■ Written exercise: Scan the entries below and report only how many lines contain "color".

■ Data extract:
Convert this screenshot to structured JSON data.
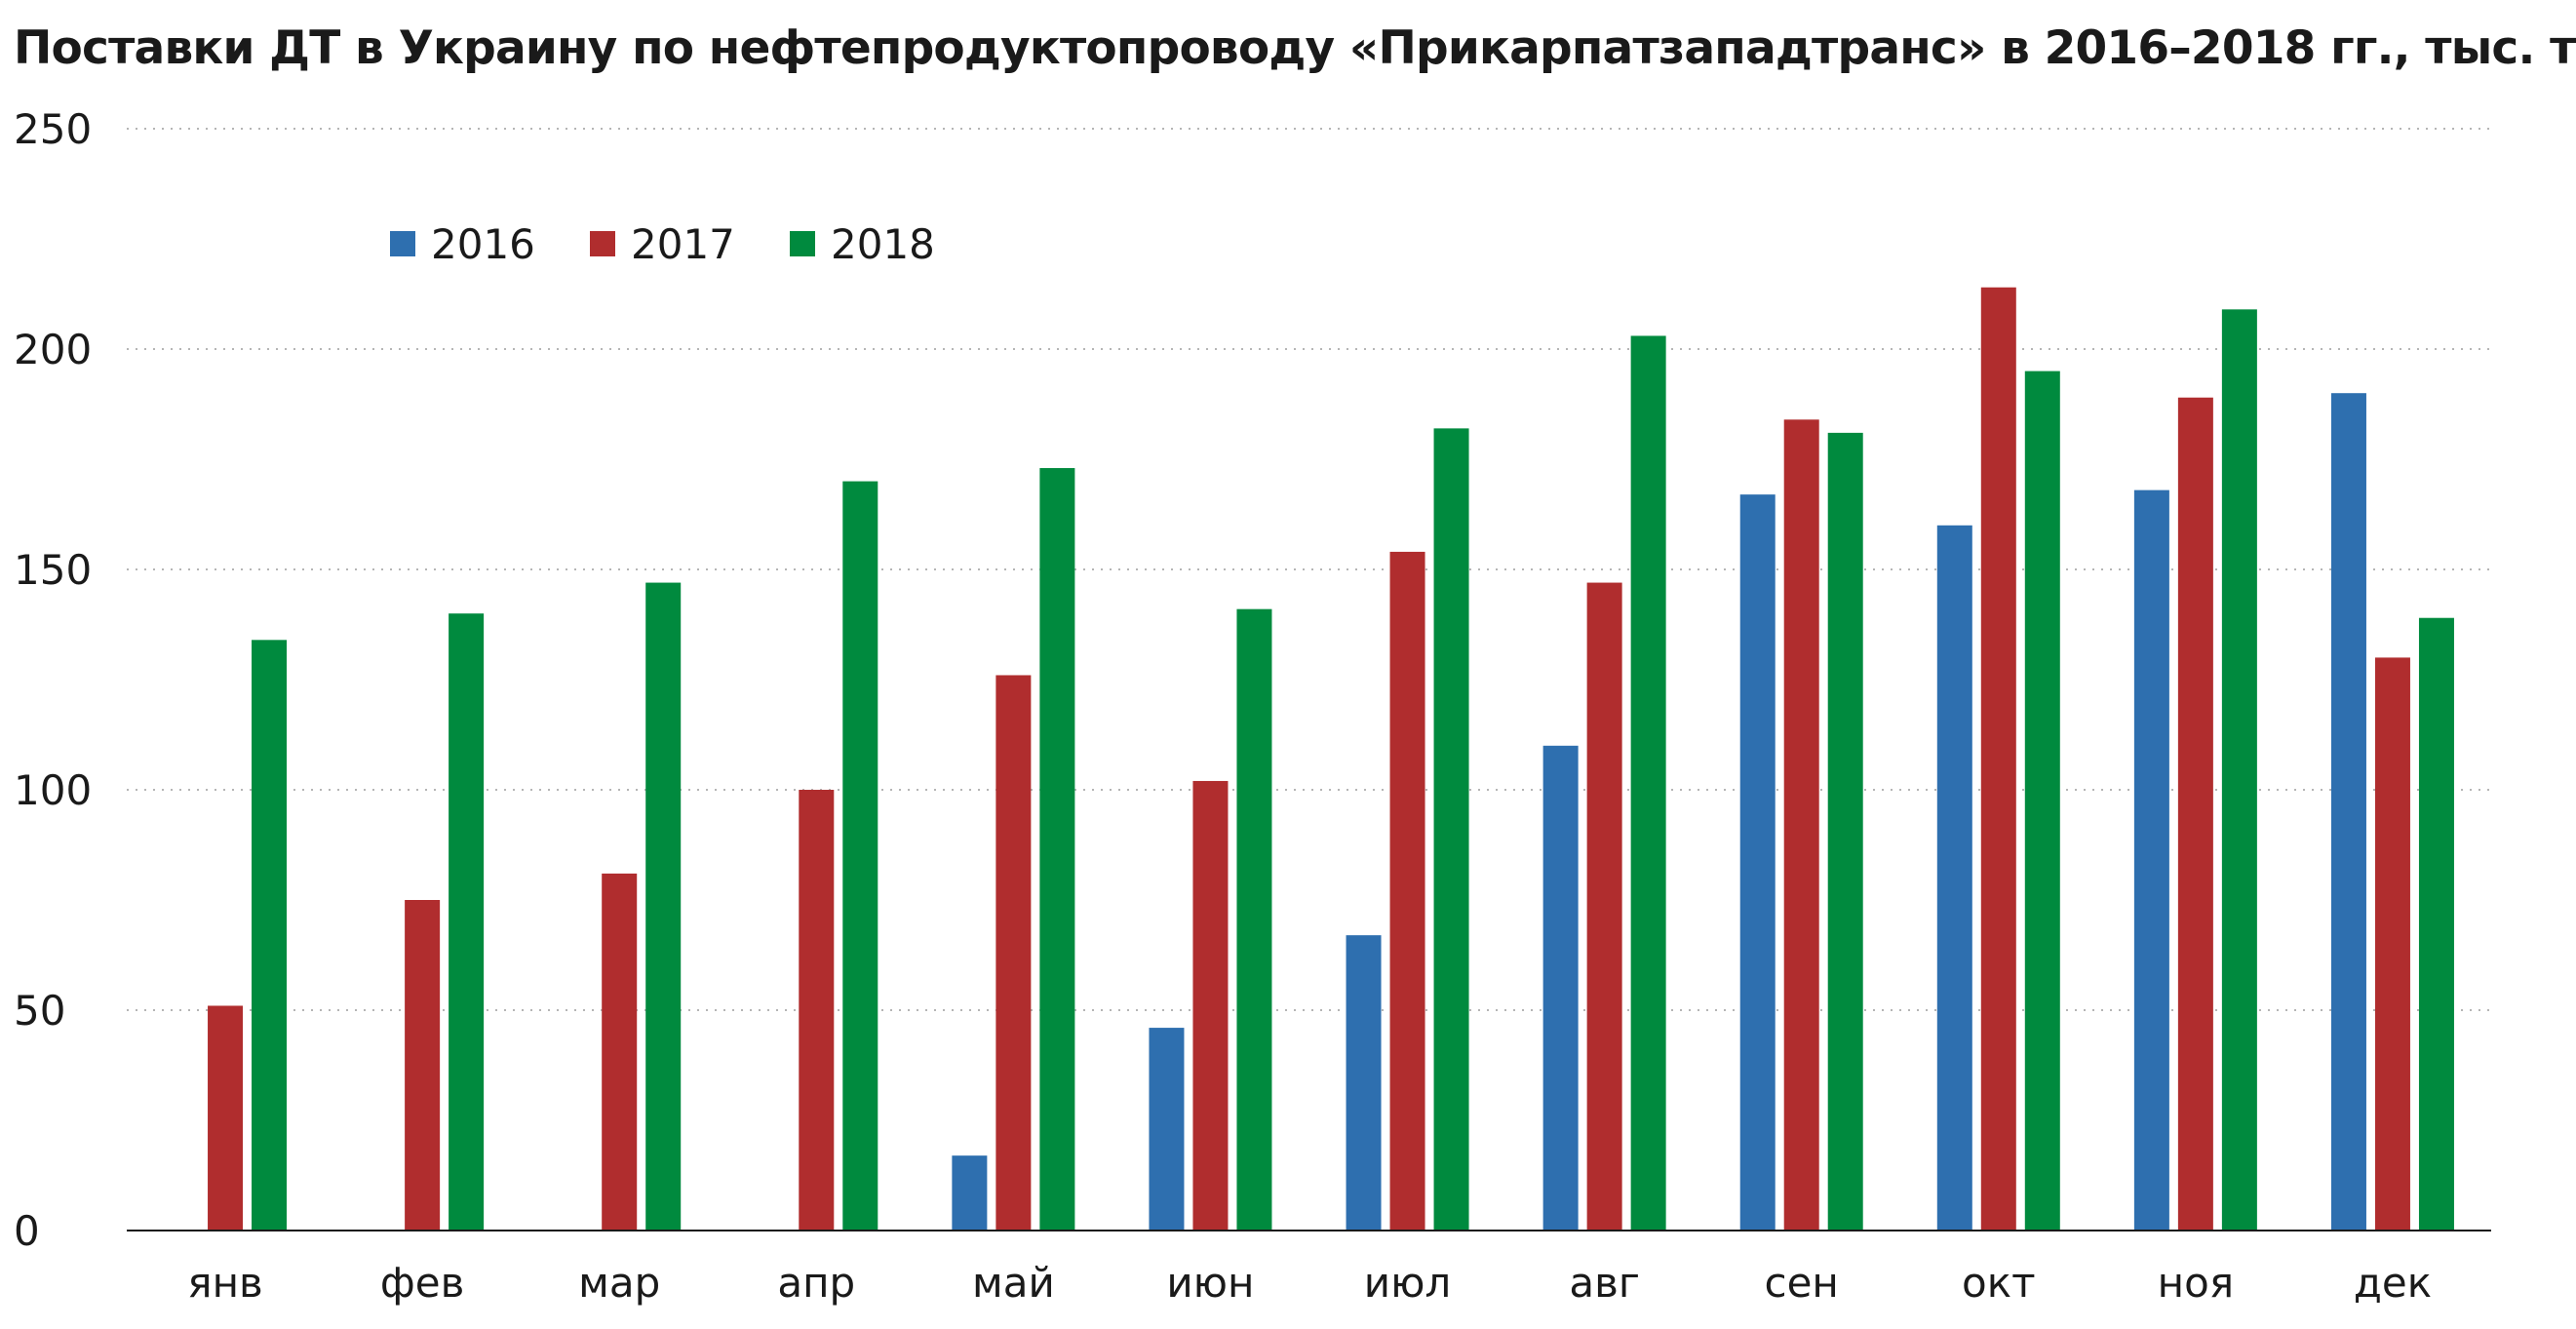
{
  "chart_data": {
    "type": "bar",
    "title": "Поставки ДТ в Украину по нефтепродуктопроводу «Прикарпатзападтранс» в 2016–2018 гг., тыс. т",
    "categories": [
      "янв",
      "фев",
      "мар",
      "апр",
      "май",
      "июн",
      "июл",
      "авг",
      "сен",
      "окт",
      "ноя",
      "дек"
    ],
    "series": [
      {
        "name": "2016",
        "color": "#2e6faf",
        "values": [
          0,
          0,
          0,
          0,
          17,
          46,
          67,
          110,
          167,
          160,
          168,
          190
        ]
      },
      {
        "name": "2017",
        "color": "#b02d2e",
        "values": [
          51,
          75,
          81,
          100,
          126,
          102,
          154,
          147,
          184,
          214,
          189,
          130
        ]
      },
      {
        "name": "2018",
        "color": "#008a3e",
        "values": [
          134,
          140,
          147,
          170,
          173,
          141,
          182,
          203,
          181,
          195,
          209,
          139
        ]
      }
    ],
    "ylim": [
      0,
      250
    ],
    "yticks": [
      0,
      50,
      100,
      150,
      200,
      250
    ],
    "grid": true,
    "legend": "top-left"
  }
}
==
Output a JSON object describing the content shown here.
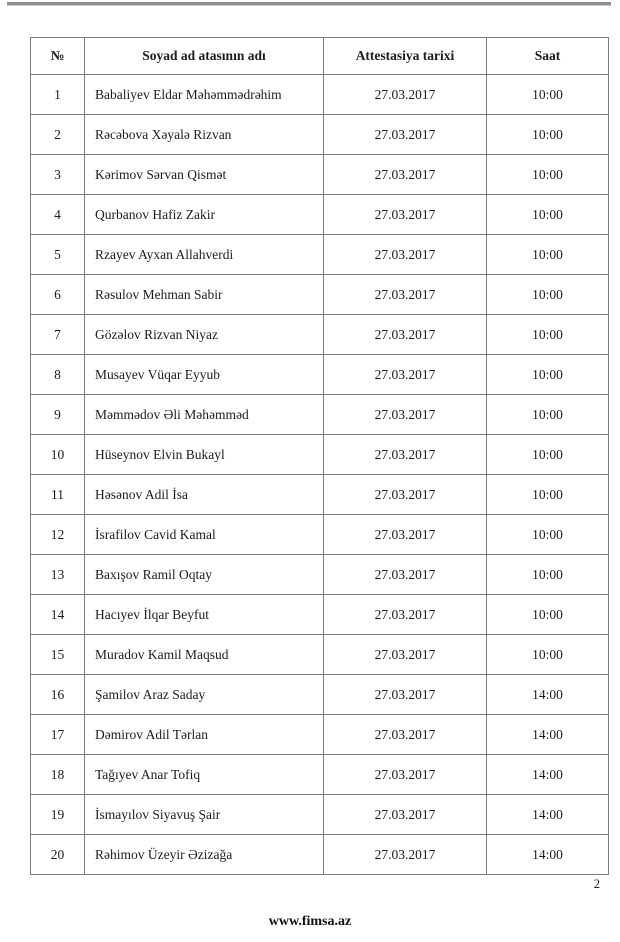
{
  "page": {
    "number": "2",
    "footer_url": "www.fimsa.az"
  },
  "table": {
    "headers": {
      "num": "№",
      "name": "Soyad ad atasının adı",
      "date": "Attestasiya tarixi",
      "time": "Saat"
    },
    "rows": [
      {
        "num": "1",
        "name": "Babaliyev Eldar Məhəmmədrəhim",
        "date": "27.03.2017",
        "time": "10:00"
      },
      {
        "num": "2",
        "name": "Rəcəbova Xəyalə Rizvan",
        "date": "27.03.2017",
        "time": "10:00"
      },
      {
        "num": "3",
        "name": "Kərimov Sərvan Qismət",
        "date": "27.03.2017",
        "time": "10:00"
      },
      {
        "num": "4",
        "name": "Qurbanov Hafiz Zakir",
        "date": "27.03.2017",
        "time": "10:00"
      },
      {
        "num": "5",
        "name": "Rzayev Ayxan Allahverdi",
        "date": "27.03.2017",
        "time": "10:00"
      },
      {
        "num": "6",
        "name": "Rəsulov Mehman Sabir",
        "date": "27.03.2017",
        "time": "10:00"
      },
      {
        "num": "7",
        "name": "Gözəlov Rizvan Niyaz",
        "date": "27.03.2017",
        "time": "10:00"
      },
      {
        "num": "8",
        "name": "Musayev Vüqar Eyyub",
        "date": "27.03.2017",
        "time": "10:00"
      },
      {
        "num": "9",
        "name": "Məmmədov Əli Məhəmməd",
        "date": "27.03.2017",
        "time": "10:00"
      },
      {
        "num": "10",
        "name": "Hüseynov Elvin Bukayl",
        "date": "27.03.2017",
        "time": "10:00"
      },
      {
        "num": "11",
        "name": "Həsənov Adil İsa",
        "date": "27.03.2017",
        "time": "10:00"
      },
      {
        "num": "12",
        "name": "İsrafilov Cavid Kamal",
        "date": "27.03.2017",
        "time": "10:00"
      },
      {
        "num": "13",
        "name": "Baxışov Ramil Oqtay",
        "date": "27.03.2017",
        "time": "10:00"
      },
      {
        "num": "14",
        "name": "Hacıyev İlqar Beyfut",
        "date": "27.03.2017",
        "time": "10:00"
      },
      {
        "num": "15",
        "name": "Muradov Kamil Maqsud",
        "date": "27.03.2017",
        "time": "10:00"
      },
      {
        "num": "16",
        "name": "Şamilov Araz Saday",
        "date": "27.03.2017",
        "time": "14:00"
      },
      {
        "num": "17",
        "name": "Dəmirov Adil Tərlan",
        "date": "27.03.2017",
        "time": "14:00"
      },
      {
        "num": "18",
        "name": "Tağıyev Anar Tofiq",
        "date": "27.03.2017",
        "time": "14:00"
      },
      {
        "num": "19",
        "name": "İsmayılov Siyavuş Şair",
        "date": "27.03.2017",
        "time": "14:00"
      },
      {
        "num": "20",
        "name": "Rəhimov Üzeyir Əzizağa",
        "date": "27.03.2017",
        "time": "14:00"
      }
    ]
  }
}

■ Exercise result: 3